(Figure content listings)
+ + +
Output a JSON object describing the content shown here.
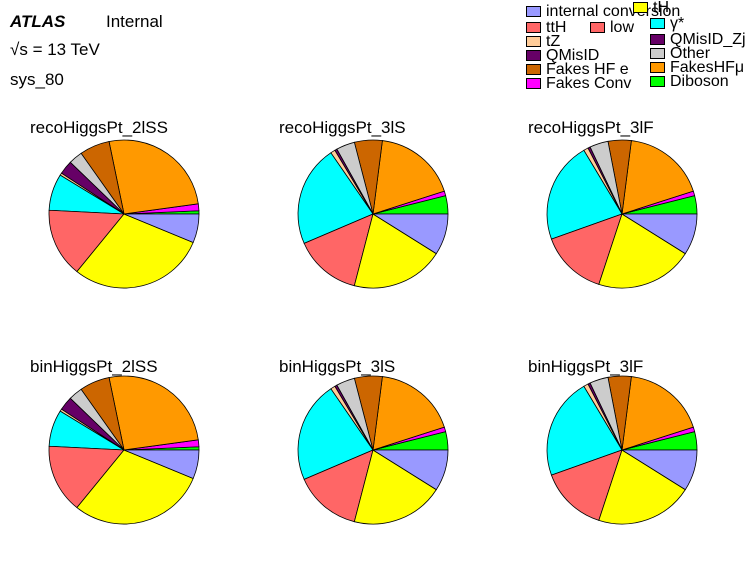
{
  "header": {
    "atlas": "ATLAS",
    "internal": "Internal",
    "energy_sqrt": "√s",
    "energy_value": "= 13 TeV",
    "sys": "sys_80"
  },
  "legend": [
    {
      "label": "internal conversion",
      "color": "#9999ff"
    },
    {
      "label": "tH",
      "color": "#ffff00"
    },
    {
      "label": "ttH",
      "color": "#ff6666"
    },
    {
      "label": "low",
      "color": "#ff6666"
    },
    {
      "label": "γ*",
      "color": "#00ffff"
    },
    {
      "label": "tZ",
      "color": "#ffcc99"
    },
    {
      "label": "QMisID_Zjets",
      "color": "#660066"
    },
    {
      "label": "QMisID",
      "color": "#660066"
    },
    {
      "label": "Other",
      "color": "#cccccc"
    },
    {
      "label": "Fakes HF e",
      "color": "#cc6600"
    },
    {
      "label": "FakesHFμ",
      "color": "#ff9900"
    },
    {
      "label": "Fakes Conv",
      "color": "#ff00ff"
    },
    {
      "label": "Diboson",
      "color": "#00ff00"
    }
  ],
  "chart_data": [
    {
      "type": "pie",
      "title": "recoHiggsPt_2lSS",
      "slices": [
        {
          "name": "Diboson",
          "value": 0.7,
          "color": "#00ff00"
        },
        {
          "name": "Fakes Conv",
          "value": 1.5,
          "color": "#ff00ff"
        },
        {
          "name": "FakesHFμ",
          "value": 26.0,
          "color": "#ff9900"
        },
        {
          "name": "Fakes HF e",
          "value": 6.5,
          "color": "#cc6600"
        },
        {
          "name": "Other",
          "value": 3.0,
          "color": "#cccccc"
        },
        {
          "name": "QMisID",
          "value": 3.0,
          "color": "#660066"
        },
        {
          "name": "tZ",
          "value": 0.5,
          "color": "#ffcc99"
        },
        {
          "name": "γ*",
          "value": 8.0,
          "color": "#00ffff"
        },
        {
          "name": "ttH",
          "value": 15.0,
          "color": "#ff6666"
        },
        {
          "name": "tH",
          "value": 29.5,
          "color": "#ffff00"
        },
        {
          "name": "internal conversion",
          "value": 6.3,
          "color": "#9999ff"
        }
      ]
    },
    {
      "type": "pie",
      "title": "recoHiggsPt_3lS",
      "slices": [
        {
          "name": "Diboson",
          "value": 4.0,
          "color": "#00ff00"
        },
        {
          "name": "Fakes Conv",
          "value": 1.0,
          "color": "#ff00ff"
        },
        {
          "name": "FakesHFμ",
          "value": 18.0,
          "color": "#ff9900"
        },
        {
          "name": "Fakes HF e",
          "value": 6.0,
          "color": "#cc6600"
        },
        {
          "name": "Other",
          "value": 4.0,
          "color": "#cccccc"
        },
        {
          "name": "QMisID",
          "value": 0.5,
          "color": "#660066"
        },
        {
          "name": "tZ",
          "value": 1.0,
          "color": "#ffcc99"
        },
        {
          "name": "γ*",
          "value": 22.0,
          "color": "#00ffff"
        },
        {
          "name": "ttH",
          "value": 14.5,
          "color": "#ff6666"
        },
        {
          "name": "tH",
          "value": 20.0,
          "color": "#ffff00"
        },
        {
          "name": "internal conversion",
          "value": 9.0,
          "color": "#9999ff"
        }
      ]
    },
    {
      "type": "pie",
      "title": "recoHiggsPt_3lF",
      "slices": [
        {
          "name": "Diboson",
          "value": 4.0,
          "color": "#00ff00"
        },
        {
          "name": "Fakes Conv",
          "value": 1.0,
          "color": "#ff00ff"
        },
        {
          "name": "FakesHFμ",
          "value": 18.0,
          "color": "#ff9900"
        },
        {
          "name": "Fakes HF e",
          "value": 5.0,
          "color": "#cc6600"
        },
        {
          "name": "Other",
          "value": 4.0,
          "color": "#cccccc"
        },
        {
          "name": "QMisID",
          "value": 0.5,
          "color": "#660066"
        },
        {
          "name": "tZ",
          "value": 1.0,
          "color": "#ffcc99"
        },
        {
          "name": "γ*",
          "value": 22.0,
          "color": "#00ffff"
        },
        {
          "name": "ttH",
          "value": 14.5,
          "color": "#ff6666"
        },
        {
          "name": "tH",
          "value": 21.0,
          "color": "#ffff00"
        },
        {
          "name": "internal conversion",
          "value": 9.0,
          "color": "#9999ff"
        }
      ]
    },
    {
      "type": "pie",
      "title": "binHiggsPt_2lSS",
      "slices": [
        {
          "name": "Diboson",
          "value": 0.7,
          "color": "#00ff00"
        },
        {
          "name": "Fakes Conv",
          "value": 1.5,
          "color": "#ff00ff"
        },
        {
          "name": "FakesHFμ",
          "value": 26.0,
          "color": "#ff9900"
        },
        {
          "name": "Fakes HF e",
          "value": 6.5,
          "color": "#cc6600"
        },
        {
          "name": "Other",
          "value": 3.0,
          "color": "#cccccc"
        },
        {
          "name": "QMisID",
          "value": 3.0,
          "color": "#660066"
        },
        {
          "name": "tZ",
          "value": 0.5,
          "color": "#ffcc99"
        },
        {
          "name": "γ*",
          "value": 8.0,
          "color": "#00ffff"
        },
        {
          "name": "ttH",
          "value": 15.0,
          "color": "#ff6666"
        },
        {
          "name": "tH",
          "value": 29.5,
          "color": "#ffff00"
        },
        {
          "name": "internal conversion",
          "value": 6.3,
          "color": "#9999ff"
        }
      ]
    },
    {
      "type": "pie",
      "title": "binHiggsPt_3lS",
      "slices": [
        {
          "name": "Diboson",
          "value": 4.0,
          "color": "#00ff00"
        },
        {
          "name": "Fakes Conv",
          "value": 1.0,
          "color": "#ff00ff"
        },
        {
          "name": "FakesHFμ",
          "value": 18.0,
          "color": "#ff9900"
        },
        {
          "name": "Fakes HF e",
          "value": 6.0,
          "color": "#cc6600"
        },
        {
          "name": "Other",
          "value": 4.0,
          "color": "#cccccc"
        },
        {
          "name": "QMisID",
          "value": 0.5,
          "color": "#660066"
        },
        {
          "name": "tZ",
          "value": 1.0,
          "color": "#ffcc99"
        },
        {
          "name": "γ*",
          "value": 22.0,
          "color": "#00ffff"
        },
        {
          "name": "ttH",
          "value": 14.5,
          "color": "#ff6666"
        },
        {
          "name": "tH",
          "value": 20.0,
          "color": "#ffff00"
        },
        {
          "name": "internal conversion",
          "value": 9.0,
          "color": "#9999ff"
        }
      ]
    },
    {
      "type": "pie",
      "title": "binHiggsPt_3lF",
      "slices": [
        {
          "name": "Diboson",
          "value": 4.0,
          "color": "#00ff00"
        },
        {
          "name": "Fakes Conv",
          "value": 1.0,
          "color": "#ff00ff"
        },
        {
          "name": "FakesHFμ",
          "value": 18.0,
          "color": "#ff9900"
        },
        {
          "name": "Fakes HF e",
          "value": 5.0,
          "color": "#cc6600"
        },
        {
          "name": "Other",
          "value": 4.0,
          "color": "#cccccc"
        },
        {
          "name": "QMisID",
          "value": 0.5,
          "color": "#660066"
        },
        {
          "name": "tZ",
          "value": 1.0,
          "color": "#ffcc99"
        },
        {
          "name": "γ*",
          "value": 22.0,
          "color": "#00ffff"
        },
        {
          "name": "ttH",
          "value": 14.5,
          "color": "#ff6666"
        },
        {
          "name": "tH",
          "value": 21.0,
          "color": "#ffff00"
        },
        {
          "name": "internal conversion",
          "value": 9.0,
          "color": "#9999ff"
        }
      ]
    }
  ]
}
+ + +
_Written request_
Will you set down the records word for word while leaving out every picture?

_Written answer_
Output a JSON object describing the content shown here.
{
  "header": {
    "atlas": "ATLAS",
    "internal": "Internal",
    "energy_sqrt": "√s",
    "energy_value": "= 13 TeV",
    "sys": "sys_80"
  },
  "legend": [
    {
      "label": "internal conversion",
      "color": "#9999ff"
    },
    {
      "label": "tH",
      "color": "#ffff00"
    },
    {
      "label": "ttH",
      "color": "#ff6666"
    },
    {
      "label": "low",
      "color": "#ff6666"
    },
    {
      "label": "γ*",
      "color": "#00ffff"
    },
    {
      "label": "tZ",
      "color": "#ffcc99"
    },
    {
      "label": "QMisID_Zjets",
      "color": "#660066"
    },
    {
      "label": "QMisID",
      "color": "#660066"
    },
    {
      "label": "Other",
      "color": "#cccccc"
    },
    {
      "label": "Fakes HF e",
      "color": "#cc6600"
    },
    {
      "label": "FakesHFμ",
      "color": "#ff9900"
    },
    {
      "label": "Fakes Conv",
      "color": "#ff00ff"
    },
    {
      "label": "Diboson",
      "color": "#00ff00"
    }
  ],
  "chart_data": [
    {
      "type": "pie",
      "title": "recoHiggsPt_2lSS",
      "slices": [
        {
          "name": "Diboson",
          "value": 0.7,
          "color": "#00ff00"
        },
        {
          "name": "Fakes Conv",
          "value": 1.5,
          "color": "#ff00ff"
        },
        {
          "name": "FakesHFμ",
          "value": 26.0,
          "color": "#ff9900"
        },
        {
          "name": "Fakes HF e",
          "value": 6.5,
          "color": "#cc6600"
        },
        {
          "name": "Other",
          "value": 3.0,
          "color": "#cccccc"
        },
        {
          "name": "QMisID",
          "value": 3.0,
          "color": "#660066"
        },
        {
          "name": "tZ",
          "value": 0.5,
          "color": "#ffcc99"
        },
        {
          "name": "γ*",
          "value": 8.0,
          "color": "#00ffff"
        },
        {
          "name": "ttH",
          "value": 15.0,
          "color": "#ff6666"
        },
        {
          "name": "tH",
          "value": 29.5,
          "color": "#ffff00"
        },
        {
          "name": "internal conversion",
          "value": 6.3,
          "color": "#9999ff"
        }
      ]
    },
    {
      "type": "pie",
      "title": "recoHiggsPt_3lS",
      "slices": [
        {
          "name": "Diboson",
          "value": 4.0,
          "color": "#00ff00"
        },
        {
          "name": "Fakes Conv",
          "value": 1.0,
          "color": "#ff00ff"
        },
        {
          "name": "FakesHFμ",
          "value": 18.0,
          "color": "#ff9900"
        },
        {
          "name": "Fakes HF e",
          "value": 6.0,
          "color": "#cc6600"
        },
        {
          "name": "Other",
          "value": 4.0,
          "color": "#cccccc"
        },
        {
          "name": "QMisID",
          "value": 0.5,
          "color": "#660066"
        },
        {
          "name": "tZ",
          "value": 1.0,
          "color": "#ffcc99"
        },
        {
          "name": "γ*",
          "value": 22.0,
          "color": "#00ffff"
        },
        {
          "name": "ttH",
          "value": 14.5,
          "color": "#ff6666"
        },
        {
          "name": "tH",
          "value": 20.0,
          "color": "#ffff00"
        },
        {
          "name": "internal conversion",
          "value": 9.0,
          "color": "#9999ff"
        }
      ]
    },
    {
      "type": "pie",
      "title": "recoHiggsPt_3lF",
      "slices": [
        {
          "name": "Diboson",
          "value": 4.0,
          "color": "#00ff00"
        },
        {
          "name": "Fakes Conv",
          "value": 1.0,
          "color": "#ff00ff"
        },
        {
          "name": "FakesHFμ",
          "value": 18.0,
          "color": "#ff9900"
        },
        {
          "name": "Fakes HF e",
          "value": 5.0,
          "color": "#cc6600"
        },
        {
          "name": "Other",
          "value": 4.0,
          "color": "#cccccc"
        },
        {
          "name": "QMisID",
          "value": 0.5,
          "color": "#660066"
        },
        {
          "name": "tZ",
          "value": 1.0,
          "color": "#ffcc99"
        },
        {
          "name": "γ*",
          "value": 22.0,
          "color": "#00ffff"
        },
        {
          "name": "ttH",
          "value": 14.5,
          "color": "#ff6666"
        },
        {
          "name": "tH",
          "value": 21.0,
          "color": "#ffff00"
        },
        {
          "name": "internal conversion",
          "value": 9.0,
          "color": "#9999ff"
        }
      ]
    },
    {
      "type": "pie",
      "title": "binHiggsPt_2lSS",
      "slices": [
        {
          "name": "Diboson",
          "value": 0.7,
          "color": "#00ff00"
        },
        {
          "name": "Fakes Conv",
          "value": 1.5,
          "color": "#ff00ff"
        },
        {
          "name": "FakesHFμ",
          "value": 26.0,
          "color": "#ff9900"
        },
        {
          "name": "Fakes HF e",
          "value": 6.5,
          "color": "#cc6600"
        },
        {
          "name": "Other",
          "value": 3.0,
          "color": "#cccccc"
        },
        {
          "name": "QMisID",
          "value": 3.0,
          "color": "#660066"
        },
        {
          "name": "tZ",
          "value": 0.5,
          "color": "#ffcc99"
        },
        {
          "name": "γ*",
          "value": 8.0,
          "color": "#00ffff"
        },
        {
          "name": "ttH",
          "value": 15.0,
          "color": "#ff6666"
        },
        {
          "name": "tH",
          "value": 29.5,
          "color": "#ffff00"
        },
        {
          "name": "internal conversion",
          "value": 6.3,
          "color": "#9999ff"
        }
      ]
    },
    {
      "type": "pie",
      "title": "binHiggsPt_3lS",
      "slices": [
        {
          "name": "Diboson",
          "value": 4.0,
          "color": "#00ff00"
        },
        {
          "name": "Fakes Conv",
          "value": 1.0,
          "color": "#ff00ff"
        },
        {
          "name": "FakesHFμ",
          "value": 18.0,
          "color": "#ff9900"
        },
        {
          "name": "Fakes HF e",
          "value": 6.0,
          "color": "#cc6600"
        },
        {
          "name": "Other",
          "value": 4.0,
          "color": "#cccccc"
        },
        {
          "name": "QMisID",
          "value": 0.5,
          "color": "#660066"
        },
        {
          "name": "tZ",
          "value": 1.0,
          "color": "#ffcc99"
        },
        {
          "name": "γ*",
          "value": 22.0,
          "color": "#00ffff"
        },
        {
          "name": "ttH",
          "value": 14.5,
          "color": "#ff6666"
        },
        {
          "name": "tH",
          "value": 20.0,
          "color": "#ffff00"
        },
        {
          "name": "internal conversion",
          "value": 9.0,
          "color": "#9999ff"
        }
      ]
    },
    {
      "type": "pie",
      "title": "binHiggsPt_3lF",
      "slices": [
        {
          "name": "Diboson",
          "value": 4.0,
          "color": "#00ff00"
        },
        {
          "name": "Fakes Conv",
          "value": 1.0,
          "color": "#ff00ff"
        },
        {
          "name": "FakesHFμ",
          "value": 18.0,
          "color": "#ff9900"
        },
        {
          "name": "Fakes HF e",
          "value": 5.0,
          "color": "#cc6600"
        },
        {
          "name": "Other",
          "value": 4.0,
          "color": "#cccccc"
        },
        {
          "name": "QMisID",
          "value": 0.5,
          "color": "#660066"
        },
        {
          "name": "tZ",
          "value": 1.0,
          "color": "#ffcc99"
        },
        {
          "name": "γ*",
          "value": 22.0,
          "color": "#00ffff"
        },
        {
          "name": "ttH",
          "value": 14.5,
          "color": "#ff6666"
        },
        {
          "name": "tH",
          "value": 21.0,
          "color": "#ffff00"
        },
        {
          "name": "internal conversion",
          "value": 9.0,
          "color": "#9999ff"
        }
      ]
    }
  ]
}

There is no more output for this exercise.